::: Selected text :::
Washington, DC  20549
 
FORM 8-K
 
CURRENT REPORT
 
Pursuant to Section 13 or 15(d) of the Securities Exchange Act of 1934
 
Date of Report (Date of earliest event reported)              October 10, 2016
 
HENNESSY ADVISORS, INC.
 
(Exact name of registrant as specified in its charter)
 
California
000-49872
68-0176227
(State or other jurisdiction
of incorporation)
(Commission
File Number)
(IRS Employer
Identification No.)
     
7250 Redwood Blvd., Suite 200
              Novato, California              
94945
(Address of principal executive offices)
(Zip Code)

Registrant's telephone number including area code:       (415) 899-1555
 
Not Applicable
(Former name or former address, if changed since last report)
 
Check the appropriate box below if the Form 8-K filing is intended to simultaneously satisfy the filing obligation of the registrant under any of the following provisions:
 
£ Written communications pursuant to Rule 425 under the Securities Act (17 CFR 230.425)
 
£ Soliciting material pursuant to Rule 14a-12 under the Exchange Act (17 CFR 240.14a‑12)
 
£ Pre-commencement communications pursuant to Rule 14d-2(b) under the Exchange Act (17 CFR 240.14d-2(b))
 
£ Pre-commencement communications pursuant to Rule 13e-4(c) under the Exchange Act (17 CFR 240.13e-4(c))
 

 

Item 5.02. Departure of Directors or Certain Officers; Election of Directors; Appointment of Certain Officers; Compensatory Arrangements of Certain Officers

On October 10, 2016, Hennessy Advisors, Inc. (the “Company”) entered into a Third Amended and Restated Employment Agreement (the “Employment Agreement”) with Neil J. Hennessy in connection with his service as the chairman of the board of directors and chief executive officer of the Company and as chief investment officer and portfolio manager for the mutual funds managed by the Company.  The Employment Agreement amends and restates the Employment Agreement dated as of May 2, 2001, between Hennessy Advisors and Mr. Hennessy, as subsequently amended by Amendment No. 1, dated August 28, 2006, Amendment No. 2, dated December 18, 2008, Amendment No. 3, dated September 3, 2009, the Amended and Restated Employment Agreement, dated October 8, 2012, and the Second Amended and Restated Employment Agreement, dated February 21, 2014.
 
The Employment Agreement, as so amended and restated, made the following changes:
 
· Updated the Employment Agreement to reflect the approval of Mr. Hennessy’s bonus arrangements by the Company’s shareholders in 2014.
 
· Added a requirement that Mr. Hennessy provide 30 days’ advance notice to the Company prior to resigning without “good reason” (as defined in the Employment Agreement).
::: Records :::
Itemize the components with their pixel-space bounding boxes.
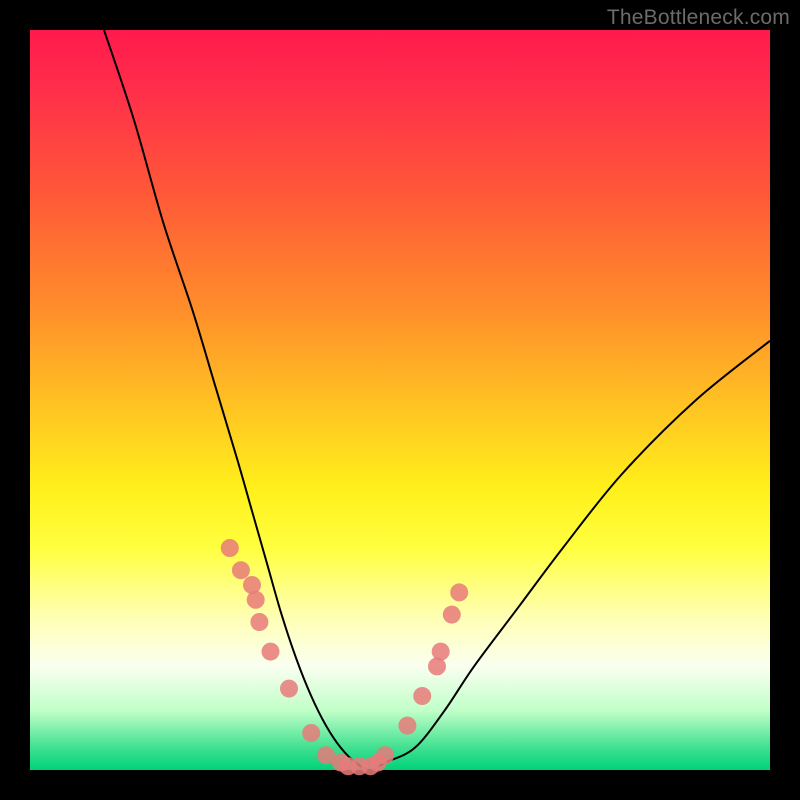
data-point	[443, 606, 461, 624]
data-point	[398, 717, 416, 735]
chart-svg	[30, 30, 770, 770]
data-point	[262, 643, 280, 661]
data-point	[450, 583, 468, 601]
data-point	[302, 724, 320, 742]
data-point	[432, 643, 450, 661]
watermark-text: TheBottleneck.com	[607, 6, 790, 30]
data-point	[413, 687, 431, 705]
highlighted-points	[221, 539, 468, 775]
data-point	[247, 591, 265, 609]
data-point	[221, 539, 239, 557]
data-point	[250, 613, 268, 631]
data-point	[376, 746, 394, 764]
data-point	[232, 561, 250, 579]
plot-area	[30, 30, 770, 770]
data-point	[280, 680, 298, 698]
:::
Directives
• A. Translate this sentence from the Form 8-K filing into French: "The Employment Agreement, as so amended and restated, made the following changes:"
• B. Extract the portion of the Form 8-K filing from "(Commission" up to and including "principal executive offices)".

Answers below
• A. Le Contrat de travail, ainsi modifié et reformulé, a apporté les changements suivants :

• B.
(Commission
File Number)
(IRS Employer
Identification No.)
     
7250 Redwood Blvd., Suite 200
              Novato, California              
94945
(Address of principal executive offices)